_Short problem:_ Restate the records below word for word, and omit the images they hold.

**** Task data ****

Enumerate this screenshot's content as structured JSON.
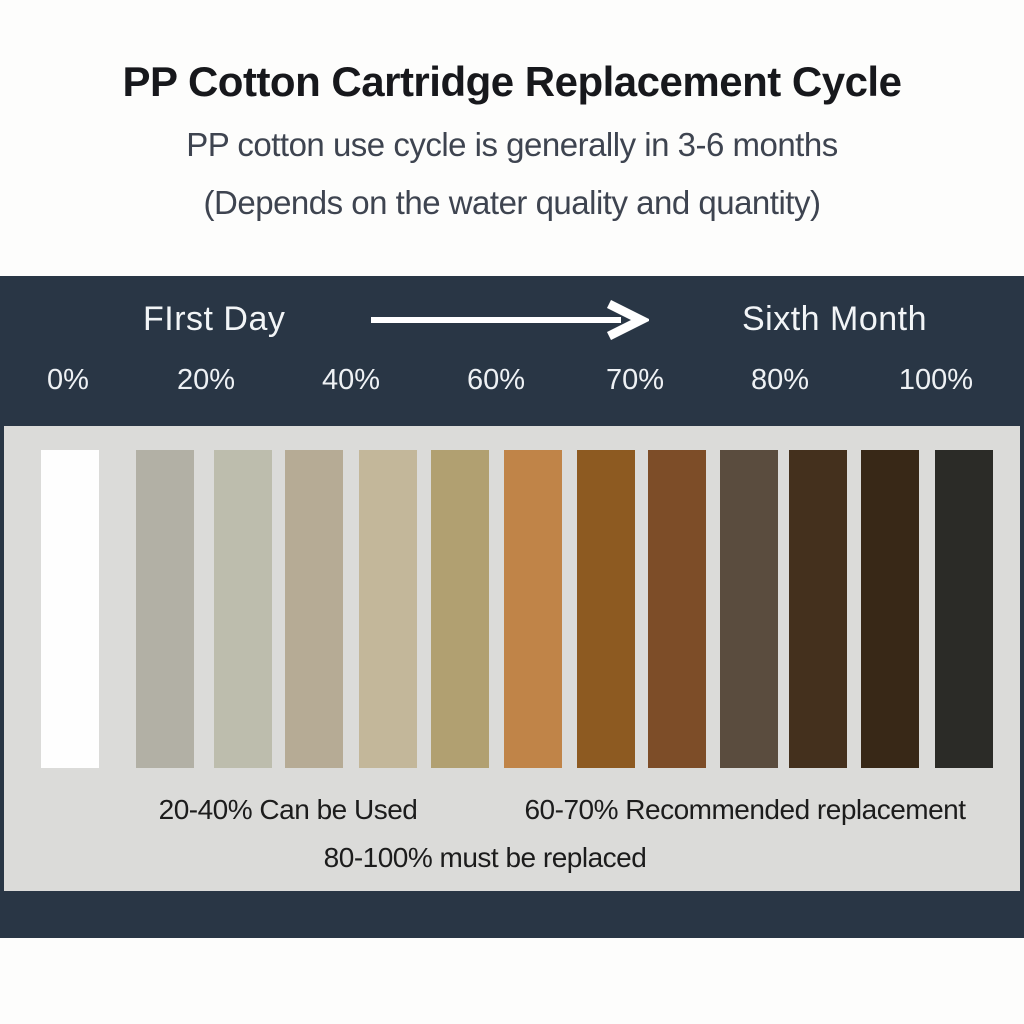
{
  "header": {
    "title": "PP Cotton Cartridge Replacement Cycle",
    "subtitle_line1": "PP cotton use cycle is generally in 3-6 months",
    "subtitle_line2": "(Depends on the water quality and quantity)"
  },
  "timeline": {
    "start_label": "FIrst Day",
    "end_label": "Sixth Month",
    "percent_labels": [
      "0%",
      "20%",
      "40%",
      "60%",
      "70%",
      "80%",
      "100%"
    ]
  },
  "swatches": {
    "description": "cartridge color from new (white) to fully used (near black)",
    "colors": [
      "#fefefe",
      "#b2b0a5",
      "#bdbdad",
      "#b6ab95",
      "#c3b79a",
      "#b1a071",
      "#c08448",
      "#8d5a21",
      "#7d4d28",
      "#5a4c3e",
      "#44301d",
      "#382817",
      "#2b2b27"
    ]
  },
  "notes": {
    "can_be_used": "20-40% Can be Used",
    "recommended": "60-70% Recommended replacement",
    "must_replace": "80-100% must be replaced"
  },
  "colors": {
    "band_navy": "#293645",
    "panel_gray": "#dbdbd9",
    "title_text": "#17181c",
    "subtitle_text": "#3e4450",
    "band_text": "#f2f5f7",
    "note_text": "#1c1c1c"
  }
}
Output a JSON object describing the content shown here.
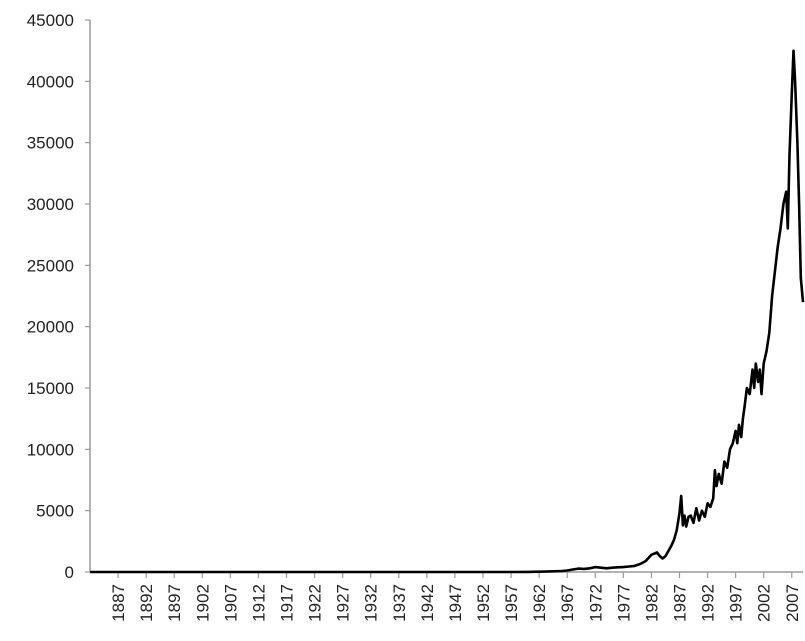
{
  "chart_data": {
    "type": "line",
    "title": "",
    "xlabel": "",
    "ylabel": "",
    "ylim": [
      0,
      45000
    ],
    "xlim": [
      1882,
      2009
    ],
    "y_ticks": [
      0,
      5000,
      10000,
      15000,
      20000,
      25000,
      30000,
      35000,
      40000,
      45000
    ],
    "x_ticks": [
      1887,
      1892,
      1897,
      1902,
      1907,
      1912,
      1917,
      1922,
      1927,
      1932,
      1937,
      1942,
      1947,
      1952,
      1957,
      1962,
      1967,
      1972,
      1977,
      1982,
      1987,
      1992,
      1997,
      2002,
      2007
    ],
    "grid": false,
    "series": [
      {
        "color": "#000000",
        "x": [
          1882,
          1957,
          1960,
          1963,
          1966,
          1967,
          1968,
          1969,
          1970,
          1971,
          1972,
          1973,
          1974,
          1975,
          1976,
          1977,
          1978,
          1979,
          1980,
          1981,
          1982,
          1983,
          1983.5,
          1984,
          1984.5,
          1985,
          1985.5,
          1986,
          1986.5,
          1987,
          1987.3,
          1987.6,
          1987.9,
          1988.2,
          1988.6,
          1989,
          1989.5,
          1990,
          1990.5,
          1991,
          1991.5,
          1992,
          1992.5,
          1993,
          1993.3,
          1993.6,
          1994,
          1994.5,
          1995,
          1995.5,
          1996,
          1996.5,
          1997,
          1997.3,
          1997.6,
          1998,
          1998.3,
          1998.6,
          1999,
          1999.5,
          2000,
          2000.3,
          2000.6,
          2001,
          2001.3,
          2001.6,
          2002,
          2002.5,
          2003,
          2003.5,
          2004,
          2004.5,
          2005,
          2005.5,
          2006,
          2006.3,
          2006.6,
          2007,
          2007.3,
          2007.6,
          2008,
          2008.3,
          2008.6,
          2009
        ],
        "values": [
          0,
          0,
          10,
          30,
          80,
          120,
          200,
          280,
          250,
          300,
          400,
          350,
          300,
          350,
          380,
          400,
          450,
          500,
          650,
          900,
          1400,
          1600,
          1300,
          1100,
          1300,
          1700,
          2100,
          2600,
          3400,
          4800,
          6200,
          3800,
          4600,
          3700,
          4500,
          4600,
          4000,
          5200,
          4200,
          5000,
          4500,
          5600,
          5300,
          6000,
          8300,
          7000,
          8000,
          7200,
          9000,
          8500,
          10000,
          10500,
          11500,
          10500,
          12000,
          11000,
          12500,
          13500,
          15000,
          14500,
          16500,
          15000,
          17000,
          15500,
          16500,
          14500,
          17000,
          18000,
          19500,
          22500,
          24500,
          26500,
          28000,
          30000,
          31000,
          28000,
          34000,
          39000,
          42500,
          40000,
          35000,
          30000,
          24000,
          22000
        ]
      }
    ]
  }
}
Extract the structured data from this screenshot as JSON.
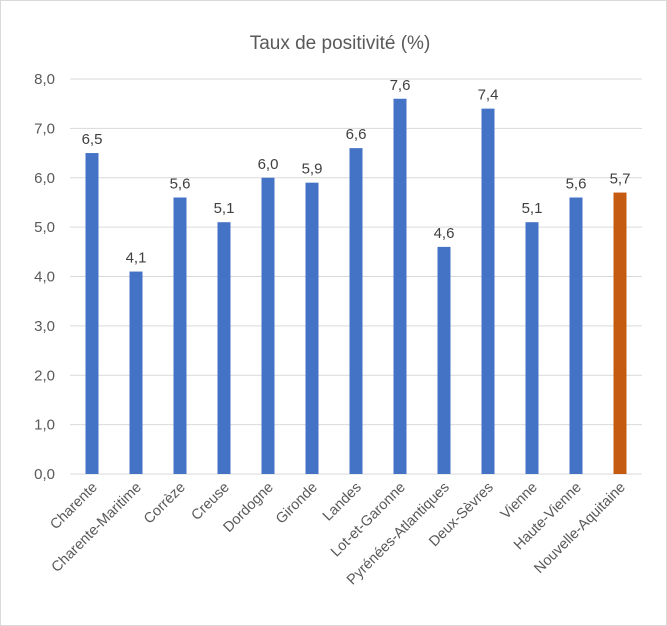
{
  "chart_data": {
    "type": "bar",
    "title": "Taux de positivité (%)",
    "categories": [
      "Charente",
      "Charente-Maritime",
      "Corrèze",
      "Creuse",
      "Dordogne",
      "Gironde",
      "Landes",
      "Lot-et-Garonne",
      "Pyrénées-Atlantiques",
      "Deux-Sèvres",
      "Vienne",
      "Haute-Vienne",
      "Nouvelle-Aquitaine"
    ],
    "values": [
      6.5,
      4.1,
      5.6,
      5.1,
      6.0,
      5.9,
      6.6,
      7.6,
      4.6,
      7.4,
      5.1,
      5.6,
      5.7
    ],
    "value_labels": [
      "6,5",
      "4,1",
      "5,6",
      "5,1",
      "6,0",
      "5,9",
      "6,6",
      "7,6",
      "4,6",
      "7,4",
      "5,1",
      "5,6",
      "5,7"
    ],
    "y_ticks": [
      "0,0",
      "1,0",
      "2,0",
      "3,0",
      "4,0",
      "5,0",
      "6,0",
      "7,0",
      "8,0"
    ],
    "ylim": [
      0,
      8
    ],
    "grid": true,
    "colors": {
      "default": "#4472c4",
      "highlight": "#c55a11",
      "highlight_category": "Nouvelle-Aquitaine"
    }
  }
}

****

_Task output:_
Enumerate this screenshot's content as structured JSON.
{
  "header": {
    "title": "PP Cotton Cartridge Replacement Cycle",
    "subtitle_line1": "PP cotton use cycle is generally in 3-6 months",
    "subtitle_line2": "(Depends on the water quality and quantity)"
  },
  "timeline": {
    "start_label": "FIrst Day",
    "end_label": "Sixth Month",
    "percent_labels": [
      "0%",
      "20%",
      "40%",
      "60%",
      "70%",
      "80%",
      "100%"
    ]
  },
  "swatches": {
    "description": "cartridge color from new (white) to fully used (near black)",
    "colors": [
      "#fefefe",
      "#b2b0a5",
      "#bdbdad",
      "#b6ab95",
      "#c3b79a",
      "#b1a071",
      "#c08448",
      "#8d5a21",
      "#7d4d28",
      "#5a4c3e",
      "#44301d",
      "#382817",
      "#2b2b27"
    ]
  },
  "notes": {
    "can_be_used": "20-40% Can be Used",
    "recommended": "60-70% Recommended replacement",
    "must_replace": "80-100% must be replaced"
  },
  "colors": {
    "band_navy": "#293645",
    "panel_gray": "#dbdbd9",
    "title_text": "#17181c",
    "subtitle_text": "#3e4450",
    "band_text": "#f2f5f7",
    "note_text": "#1c1c1c"
  }
}
Output a JSON object describing the content shown here.
{
  "chart_data": {
    "type": "line",
    "title": "",
    "xlabel": "",
    "ylabel": "",
    "ylim": [
      0,
      45000
    ],
    "xlim": [
      1882,
      2009
    ],
    "y_ticks": [
      0,
      5000,
      10000,
      15000,
      20000,
      25000,
      30000,
      35000,
      40000,
      45000
    ],
    "x_ticks": [
      1887,
      1892,
      1897,
      1902,
      1907,
      1912,
      1917,
      1922,
      1927,
      1932,
      1937,
      1942,
      1947,
      1952,
      1957,
      1962,
      1967,
      1972,
      1977,
      1982,
      1987,
      1992,
      1997,
      2002,
      2007
    ],
    "grid": false,
    "series": [
      {
        "color": "#000000",
        "x": [
          1882,
          1957,
          1960,
          1963,
          1966,
          1967,
          1968,
          1969,
          1970,
          1971,
          1972,
          1973,
          1974,
          1975,
          1976,
          1977,
          1978,
          1979,
          1980,
          1981,
          1982,
          1983,
          1983.5,
          1984,
          1984.5,
          1985,
          1985.5,
          1986,
          1986.5,
          1987,
          1987.3,
          1987.6,
          1987.9,
          1988.2,
          1988.6,
          1989,
          1989.5,
          1990,
          1990.5,
          1991,
          1991.5,
          1992,
          1992.5,
          1993,
          1993.3,
          1993.6,
          1994,
          1994.5,
          1995,
          1995.5,
          1996,
          1996.5,
          1997,
          1997.3,
          1997.6,
          1998,
          1998.3,
          1998.6,
          1999,
          1999.5,
          2000,
          2000.3,
          2000.6,
          2001,
          2001.3,
          2001.6,
          2002,
          2002.5,
          2003,
          2003.5,
          2004,
          2004.5,
          2005,
          2005.5,
          2006,
          2006.3,
          2006.6,
          2007,
          2007.3,
          2007.6,
          2008,
          2008.3,
          2008.6,
          2009
        ],
        "values": [
          0,
          0,
          10,
          30,
          80,
          120,
          200,
          280,
          250,
          300,
          400,
          350,
          300,
          350,
          380,
          400,
          450,
          500,
          650,
          900,
          1400,
          1600,
          1300,
          1100,
          1300,
          1700,
          2100,
          2600,
          3400,
          4800,
          6200,
          3800,
          4600,
          3700,
          4500,
          4600,
          4000,
          5200,
          4200,
          5000,
          4500,
          5600,
          5300,
          6000,
          8300,
          7000,
          8000,
          7200,
          9000,
          8500,
          10000,
          10500,
          11500,
          10500,
          12000,
          11000,
          12500,
          13500,
          15000,
          14500,
          16500,
          15000,
          17000,
          15500,
          16500,
          14500,
          17000,
          18000,
          19500,
          22500,
          24500,
          26500,
          28000,
          30000,
          31000,
          28000,
          34000,
          39000,
          42500,
          40000,
          35000,
          30000,
          24000,
          22000
        ]
      }
    ]
  }
}
Extract the structured data from this screenshot as JSON.
{
  "chart_data": {
    "type": "bar",
    "title": "Taux de positivité (%)",
    "categories": [
      "Charente",
      "Charente-Maritime",
      "Corrèze",
      "Creuse",
      "Dordogne",
      "Gironde",
      "Landes",
      "Lot-et-Garonne",
      "Pyrénées-Atlantiques",
      "Deux-Sèvres",
      "Vienne",
      "Haute-Vienne",
      "Nouvelle-Aquitaine"
    ],
    "values": [
      6.5,
      4.1,
      5.6,
      5.1,
      6.0,
      5.9,
      6.6,
      7.6,
      4.6,
      7.4,
      5.1,
      5.6,
      5.7
    ],
    "value_labels": [
      "6,5",
      "4,1",
      "5,6",
      "5,1",
      "6,0",
      "5,9",
      "6,6",
      "7,6",
      "4,6",
      "7,4",
      "5,1",
      "5,6",
      "5,7"
    ],
    "y_ticks": [
      "0,0",
      "1,0",
      "2,0",
      "3,0",
      "4,0",
      "5,0",
      "6,0",
      "7,0",
      "8,0"
    ],
    "ylim": [
      0,
      8
    ],
    "grid": true,
    "colors": {
      "default": "#4472c4",
      "highlight": "#c55a11",
      "highlight_category": "Nouvelle-Aquitaine"
    }
  }
}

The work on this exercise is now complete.